» **What needs to be done**
In the listing below, identify each line with the word "Profit" and return those lines.

Dataset rows about figures:
— BEGIN —

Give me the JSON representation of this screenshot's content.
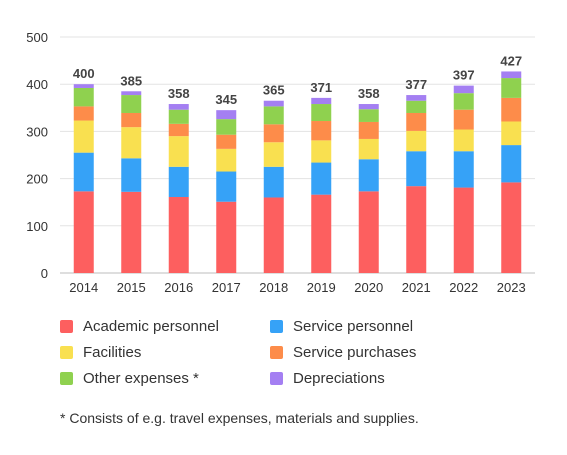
{
  "chart_data": {
    "type": "bar",
    "stacked": true,
    "categories": [
      "2014",
      "2015",
      "2016",
      "2017",
      "2018",
      "2019",
      "2020",
      "2021",
      "2022",
      "2023"
    ],
    "totals": [
      "400",
      "385",
      "358",
      "345",
      "365",
      "371",
      "358",
      "377",
      "397",
      "427"
    ],
    "series": [
      {
        "name": "Academic personnel",
        "color": "#fd5f5f",
        "values": [
          173,
          172,
          161,
          151,
          160,
          166,
          173,
          184,
          181,
          192
        ]
      },
      {
        "name": "Service personnel",
        "color": "#36a2f7",
        "values": [
          82,
          71,
          64,
          64,
          65,
          68,
          68,
          74,
          77,
          79
        ]
      },
      {
        "name": "Facilities",
        "color": "#f9e050",
        "values": [
          68,
          66,
          65,
          48,
          52,
          47,
          43,
          43,
          46,
          50
        ]
      },
      {
        "name": "Service purchases",
        "color": "#fd8c4a",
        "values": [
          30,
          30,
          26,
          30,
          38,
          41,
          36,
          38,
          42,
          50
        ]
      },
      {
        "name": "Other expenses *",
        "color": "#8fd14f",
        "values": [
          39,
          38,
          30,
          33,
          38,
          36,
          27,
          26,
          35,
          42
        ]
      },
      {
        "name": "Depreciations",
        "color": "#a47ff2",
        "values": [
          8,
          8,
          12,
          19,
          12,
          13,
          11,
          12,
          16,
          14
        ]
      }
    ],
    "ylim": [
      0,
      500
    ],
    "yticks": [
      "0",
      "100",
      "200",
      "300",
      "400",
      "500"
    ],
    "grid": true,
    "legend_position": "bottom",
    "footnote": "* Consists of e.g. travel expenses, materials and supplies."
  }
}
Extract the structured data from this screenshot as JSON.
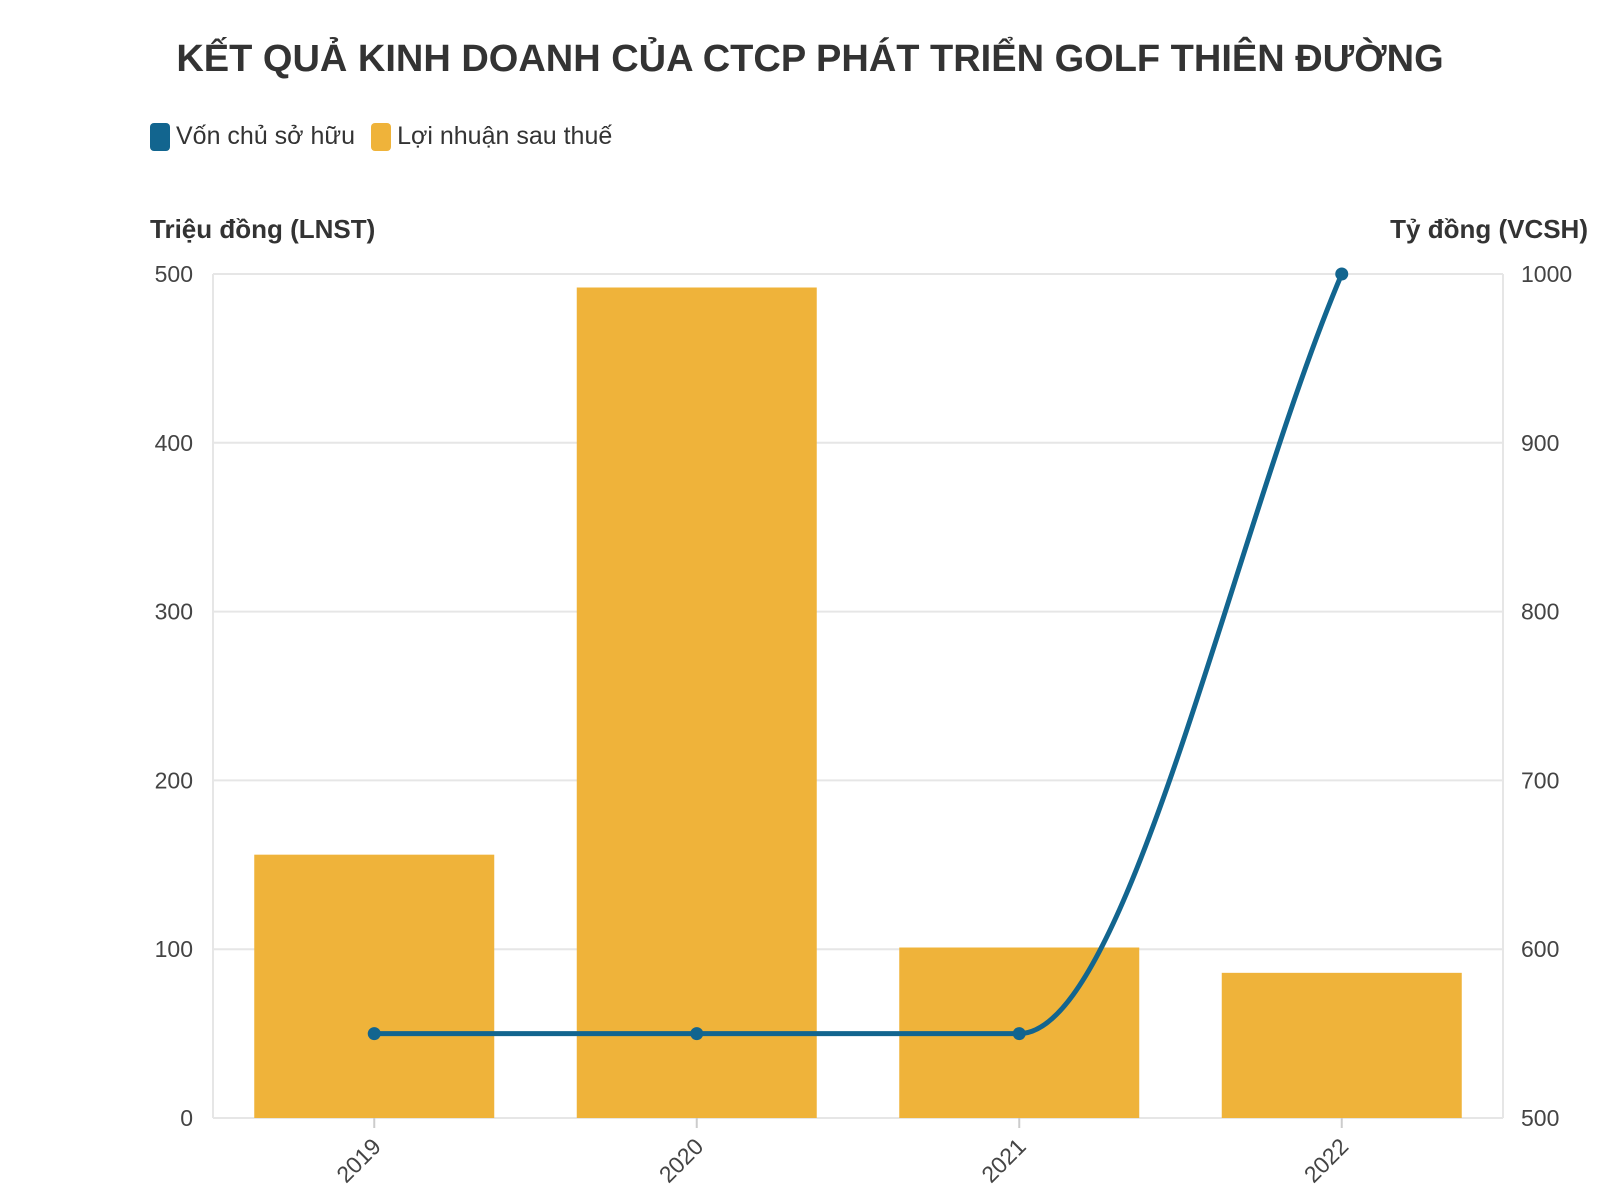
{
  "title": "KẾT QUẢ KINH DOANH CỦA CTCP PHÁT TRIỂN GOLF THIÊN ĐƯỜNG",
  "legend": [
    {
      "label": "Vốn chủ sở hữu",
      "color": "#12658f"
    },
    {
      "label": "Lợi nhuận sau thuế",
      "color": "#efb33a"
    }
  ],
  "chart_data": {
    "type": "bar",
    "categories": [
      "2019",
      "2020",
      "2021",
      "2022"
    ],
    "series": [
      {
        "name": "Lợi nhuận sau thuế",
        "type": "bar",
        "axis": "left",
        "color": "#efb33a",
        "values": [
          156,
          492,
          101,
          86
        ]
      },
      {
        "name": "Vốn chủ sở hữu",
        "type": "line",
        "axis": "right",
        "color": "#12658f",
        "values": [
          550,
          550,
          550,
          1000
        ]
      }
    ],
    "y_left": {
      "label": "Triệu đồng (LNST)",
      "ylim": [
        0,
        500
      ],
      "ticks": [
        "0",
        "100",
        "200",
        "300",
        "400",
        "500"
      ]
    },
    "y_right": {
      "label": "Tỷ đồng (VCSH)",
      "ylim": [
        500,
        1000
      ],
      "ticks": [
        "500",
        "600",
        "700",
        "800",
        "900",
        "1000"
      ]
    },
    "grid": true,
    "legend_position": "top-left"
  }
}
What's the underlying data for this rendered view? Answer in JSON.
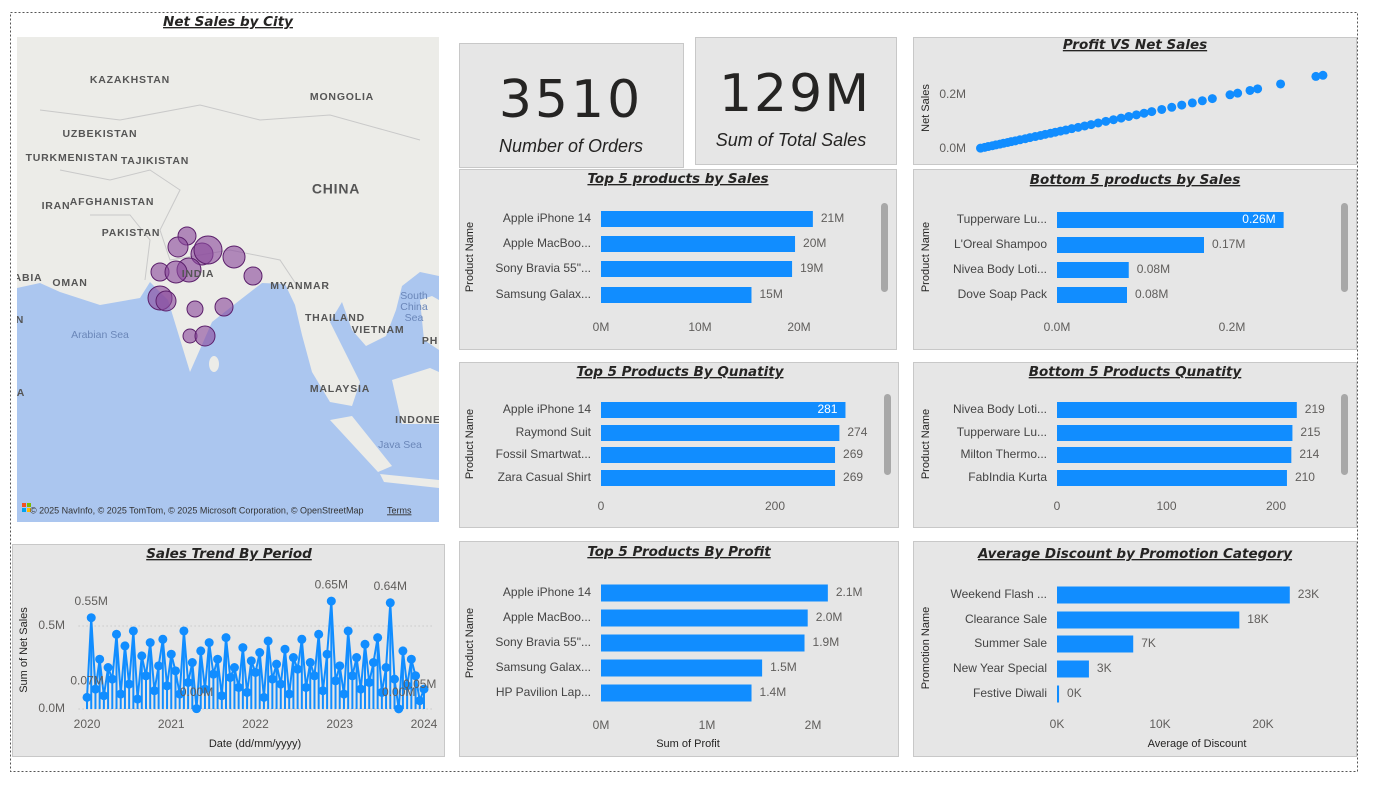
{
  "map": {
    "title": "Net Sales by City",
    "labels": [
      "KAZAKHSTAN",
      "MONGOLIA",
      "UZBEKISTAN",
      "TURKMENISTAN",
      "TAJIKISTAN",
      "CHINA",
      "IRAN",
      "AFGHANISTAN",
      "PAKISTAN",
      "INDIA",
      "ABIA",
      "OMAN",
      "MYANMAR",
      "THAILAND",
      "VIETNAM",
      "South",
      "China",
      "Sea",
      "Arabian Sea",
      "PH",
      "MALAYSIA",
      "A",
      "INDONE",
      "Java Sea",
      "N"
    ],
    "attribution": "© 2025 NavInfo, © 2025 TomTom, © 2025 Microsoft Corporation, © OpenStreetMap",
    "terms": "Terms"
  },
  "cards": [
    {
      "value": "3510",
      "label": "Number of Orders"
    },
    {
      "value": "129M",
      "label": "Sum of Total Sales"
    }
  ],
  "chart_data": [
    {
      "type": "scatter",
      "title": "Profit VS Net Sales",
      "y_label": "Net Sales",
      "color": "#118dff",
      "x": [
        600,
        1300,
        1900,
        2600,
        3200,
        3900,
        4500,
        5200,
        5800,
        6500,
        7300,
        8200,
        9000,
        9900,
        10800,
        11600,
        12500,
        13300,
        14200,
        15100,
        16100,
        17200,
        18300,
        19400,
        20600,
        21900,
        23200,
        24500,
        25800,
        27100,
        28400,
        29700,
        31400,
        33100,
        34800,
        36600,
        38300,
        40000,
        43000,
        44300,
        46400,
        47700,
        51600,
        57600,
        58800
      ],
      "values": [
        3000,
        6000,
        9000,
        12000,
        15000,
        18000,
        21000,
        24000,
        27000,
        30000,
        34000,
        38000,
        42000,
        46000,
        50000,
        54000,
        58000,
        62000,
        66000,
        70000,
        75000,
        80000,
        85000,
        90000,
        96000,
        102000,
        108000,
        114000,
        120000,
        126000,
        132000,
        138000,
        146000,
        154000,
        162000,
        170000,
        178000,
        186000,
        200000,
        206000,
        216000,
        222000,
        240000,
        268000,
        272000
      ],
      "xlim": [
        0,
        60000
      ],
      "ylim": [
        0,
        310000
      ],
      "yticks": [
        {
          "value": 0,
          "label": "0.0M"
        },
        {
          "value": 200000,
          "label": "0.2M"
        }
      ]
    },
    {
      "type": "bar",
      "title": "Top 5 products by Sales",
      "y_label": "Product Name",
      "color": "#118dff",
      "categories": [
        "Apple iPhone 14",
        "Apple MacBoo...",
        "Sony Bravia 55\"...",
        "Samsung Galax..."
      ],
      "values": [
        21400000,
        19600000,
        19300000,
        15200000
      ],
      "value_labels": [
        "21M",
        "20M",
        "19M",
        "15M"
      ],
      "xlim": [
        0,
        26000000
      ],
      "xticks": [
        {
          "value": 0,
          "label": "0M"
        },
        {
          "value": 10000000,
          "label": "10M"
        },
        {
          "value": 20000000,
          "label": "20M"
        }
      ]
    },
    {
      "type": "bar",
      "title": "Bottom 5 products by Sales",
      "y_label": "Product Name",
      "color": "#118dff",
      "categories": [
        "Tupperware Lu...",
        "L'Oreal Shampoo",
        "Nivea Body Loti...",
        "Dove Soap Pack"
      ],
      "values": [
        259000,
        168000,
        82000,
        80000
      ],
      "value_labels": [
        "0.26M",
        "0.17M",
        "0.08M",
        "0.08M"
      ],
      "xlim": [
        0,
        300000
      ],
      "xticks": [
        {
          "value": 0,
          "label": "0.0M"
        },
        {
          "value": 200000,
          "label": "0.2M"
        }
      ]
    },
    {
      "type": "bar",
      "title": "Top 5 Products By Qunatity",
      "y_label": "Product Name",
      "color": "#118dff",
      "categories": [
        "Apple iPhone 14",
        "Raymond Suit",
        "Fossil Smartwat...",
        "Zara Casual Shirt"
      ],
      "values": [
        281,
        274,
        269,
        269
      ],
      "xlim": [
        0,
        310
      ],
      "xticks": [
        0,
        200
      ]
    },
    {
      "type": "bar",
      "title": "Bottom 5 Products Qunatity",
      "y_label": "Product Name",
      "color": "#118dff",
      "categories": [
        "Nivea Body Loti...",
        "Tupperware Lu...",
        "Milton Thermo...",
        "FabIndia Kurta"
      ],
      "values": [
        219,
        215,
        214,
        210
      ],
      "xlim": [
        0,
        250
      ],
      "xticks": [
        0,
        100,
        200
      ]
    },
    {
      "type": "line",
      "title": "Sales Trend By Period",
      "x_label": "Date (dd/mm/yyyy)",
      "y_label": "Sum of Net Sales",
      "color": "#118dff",
      "x": [
        2020,
        2020.05,
        2020.1,
        2020.15,
        2020.2,
        2020.25,
        2020.3,
        2020.35,
        2020.4,
        2020.45,
        2020.5,
        2020.55,
        2020.6,
        2020.65,
        2020.7,
        2020.75,
        2020.8,
        2020.85,
        2020.9,
        2020.95,
        2021,
        2021.05,
        2021.1,
        2021.15,
        2021.2,
        2021.25,
        2021.3,
        2021.35,
        2021.4,
        2021.45,
        2021.5,
        2021.55,
        2021.6,
        2021.65,
        2021.7,
        2021.75,
        2021.8,
        2021.85,
        2021.9,
        2021.95,
        2022,
        2022.05,
        2022.1,
        2022.15,
        2022.2,
        2022.25,
        2022.3,
        2022.35,
        2022.4,
        2022.45,
        2022.5,
        2022.55,
        2022.6,
        2022.65,
        2022.7,
        2022.75,
        2022.8,
        2022.85,
        2022.9,
        2022.95,
        2023,
        2023.05,
        2023.1,
        2023.15,
        2023.2,
        2023.25,
        2023.3,
        2023.35,
        2023.4,
        2023.45,
        2023.5,
        2023.55,
        2023.6,
        2023.65,
        2023.7,
        2023.75,
        2023.8,
        2023.85,
        2023.9,
        2023.95,
        2024
      ],
      "values": [
        70000,
        550000,
        120000,
        300000,
        80000,
        250000,
        180000,
        450000,
        90000,
        380000,
        150000,
        470000,
        60000,
        320000,
        200000,
        400000,
        110000,
        260000,
        420000,
        140000,
        330000,
        230000,
        90000,
        470000,
        160000,
        280000,
        2000,
        350000,
        120000,
        400000,
        210000,
        300000,
        80000,
        430000,
        190000,
        250000,
        130000,
        370000,
        100000,
        290000,
        220000,
        340000,
        70000,
        410000,
        180000,
        270000,
        150000,
        360000,
        90000,
        310000,
        240000,
        420000,
        130000,
        280000,
        200000,
        450000,
        110000,
        330000,
        650000,
        170000,
        260000,
        90000,
        470000,
        200000,
        310000,
        120000,
        390000,
        160000,
        280000,
        430000,
        100000,
        250000,
        640000,
        180000,
        1000,
        350000,
        140000,
        300000,
        200000,
        50000,
        120000
      ],
      "value_labels": [
        "0.07M",
        "0.55M",
        null,
        null,
        null,
        null,
        null,
        null,
        null,
        null,
        null,
        null,
        null,
        null,
        null,
        null,
        null,
        null,
        null,
        null,
        null,
        null,
        null,
        null,
        null,
        null,
        "0.00M",
        null,
        null,
        null,
        null,
        null,
        null,
        null,
        null,
        null,
        null,
        null,
        null,
        null,
        null,
        null,
        null,
        null,
        null,
        null,
        null,
        null,
        null,
        null,
        null,
        null,
        null,
        null,
        null,
        null,
        null,
        null,
        "0.65M",
        null,
        null,
        null,
        null,
        null,
        null,
        null,
        null,
        null,
        null,
        null,
        null,
        null,
        "0.64M",
        null,
        "0.00M",
        null,
        null,
        null,
        null,
        "0.05M",
        null
      ],
      "xlim": [
        2019.9,
        2024.1
      ],
      "xticks": [
        2020,
        2021,
        2022,
        2023,
        2024
      ],
      "ylim": [
        0,
        700000
      ],
      "yticks": [
        {
          "value": 0,
          "label": "0.0M"
        },
        {
          "value": 500000,
          "label": "0.5M"
        }
      ],
      "grid": true
    },
    {
      "type": "bar",
      "title": "Top 5 Products By Profit",
      "y_label": "Product Name",
      "x_label": "Sum of Profit",
      "color": "#118dff",
      "categories": [
        "Apple iPhone 14",
        "Apple MacBoo...",
        "Sony Bravia 55\"...",
        "Samsung Galax...",
        "HP Pavilion Lap..."
      ],
      "values": [
        2140000,
        1950000,
        1920000,
        1520000,
        1420000
      ],
      "value_labels": [
        "2.1M",
        "2.0M",
        "1.9M",
        "1.5M",
        "1.4M"
      ],
      "xlim": [
        0,
        2600000
      ],
      "xticks": [
        {
          "value": 0,
          "label": "0M"
        },
        {
          "value": 1000000,
          "label": "1M"
        },
        {
          "value": 2000000,
          "label": "2M"
        }
      ]
    },
    {
      "type": "bar",
      "title": "Average Discount by Promotion Category",
      "y_label": "Promotion Name",
      "x_label": "Average of Discount",
      "color": "#118dff",
      "categories": [
        "Weekend Flash ...",
        "Clearance Sale",
        "Summer Sale",
        "New Year Special",
        "Festive Diwali"
      ],
      "values": [
        22600,
        17700,
        7400,
        3100,
        200
      ],
      "value_labels": [
        "23K",
        "18K",
        "7K",
        "3K",
        "0K"
      ],
      "xlim": [
        0,
        26000
      ],
      "xticks": [
        {
          "value": 0,
          "label": "0K"
        },
        {
          "value": 10000,
          "label": "10K"
        },
        {
          "value": 20000,
          "label": "20K"
        }
      ]
    }
  ]
}
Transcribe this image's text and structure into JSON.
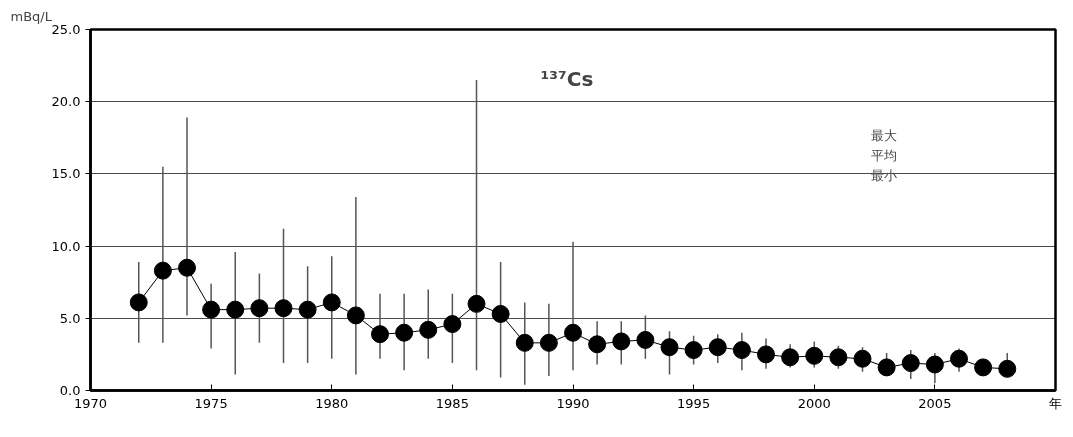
{
  "chart_data": {
    "type": "line",
    "title": "¹³⁷Cs",
    "ylabel": "mBq/L",
    "x": [
      1972,
      1973,
      1974,
      1975,
      1976,
      1977,
      1978,
      1979,
      1980,
      1981,
      1982,
      1983,
      1984,
      1985,
      1986,
      1987,
      1988,
      1989,
      1990,
      1991,
      1992,
      1993,
      1994,
      1995,
      1996,
      1997,
      1998,
      1999,
      2000,
      2001,
      2002,
      2003,
      2004,
      2005,
      2006,
      2007,
      2008
    ],
    "values": [
      6.1,
      8.3,
      8.5,
      5.6,
      5.6,
      5.7,
      5.7,
      5.6,
      6.1,
      5.2,
      3.9,
      4.0,
      4.2,
      4.6,
      6.0,
      5.3,
      3.3,
      3.3,
      4.0,
      3.2,
      3.4,
      3.5,
      3.0,
      2.8,
      3.0,
      2.8,
      2.5,
      2.3,
      2.4,
      2.3,
      2.2,
      1.6,
      1.9,
      1.8,
      2.2,
      1.6,
      1.5
    ],
    "errors": [
      [
        3.3,
        8.9
      ],
      [
        3.3,
        15.5
      ],
      [
        5.2,
        18.9
      ],
      [
        2.9,
        7.4
      ],
      [
        1.1,
        9.6
      ],
      [
        3.3,
        8.1
      ],
      [
        1.9,
        11.2
      ],
      [
        1.9,
        8.6
      ],
      [
        2.2,
        9.3
      ],
      [
        1.1,
        13.4
      ],
      [
        2.2,
        6.7
      ],
      [
        1.4,
        6.7
      ],
      [
        2.2,
        7.0
      ],
      [
        1.9,
        6.7
      ],
      [
        1.4,
        21.5
      ],
      [
        0.9,
        8.9
      ],
      [
        0.4,
        6.1
      ],
      [
        1.0,
        6.0
      ],
      [
        1.4,
        10.3
      ],
      [
        1.8,
        4.8
      ],
      [
        1.8,
        4.8
      ],
      [
        2.2,
        5.2
      ],
      [
        1.1,
        4.1
      ],
      [
        1.8,
        3.8
      ],
      [
        1.9,
        3.9
      ],
      [
        1.4,
        4.0
      ],
      [
        1.5,
        3.6
      ],
      [
        1.6,
        3.2
      ],
      [
        1.6,
        3.4
      ],
      [
        1.5,
        3.1
      ],
      [
        1.3,
        3.0
      ],
      [
        1.0,
        2.6
      ],
      [
        0.8,
        2.8
      ],
      [
        0.5,
        2.6
      ],
      [
        1.3,
        2.9
      ],
      null,
      [
        1.0,
        2.6
      ]
    ],
    "color": "#000000",
    "xlim": [
      1970,
      2010
    ],
    "xticks": [
      1970,
      1975,
      1980,
      1985,
      1990,
      1995,
      2000,
      2005,
      {
        "value": 2010,
        "label": "年"
      }
    ],
    "ylim": [
      0,
      25
    ],
    "yticks": [
      {
        "value": 0,
        "label": "0.0"
      },
      {
        "value": 5,
        "label": "5.0"
      },
      {
        "value": 10,
        "label": "10.0"
      },
      {
        "value": 15,
        "label": "15.0"
      },
      {
        "value": 20,
        "label": "20.0"
      },
      {
        "value": 25,
        "label": "25.0"
      }
    ],
    "grid": "y",
    "marker": "circle",
    "line_style": "solid",
    "annotations": [
      "最大",
      "平均",
      "最小"
    ]
  }
}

— END —

» **Result of the exercise**
      "title": "Profit VS Net Sales",
      "title": "Top 5 Products By Profit",
      "x_label": "Sum of Profit",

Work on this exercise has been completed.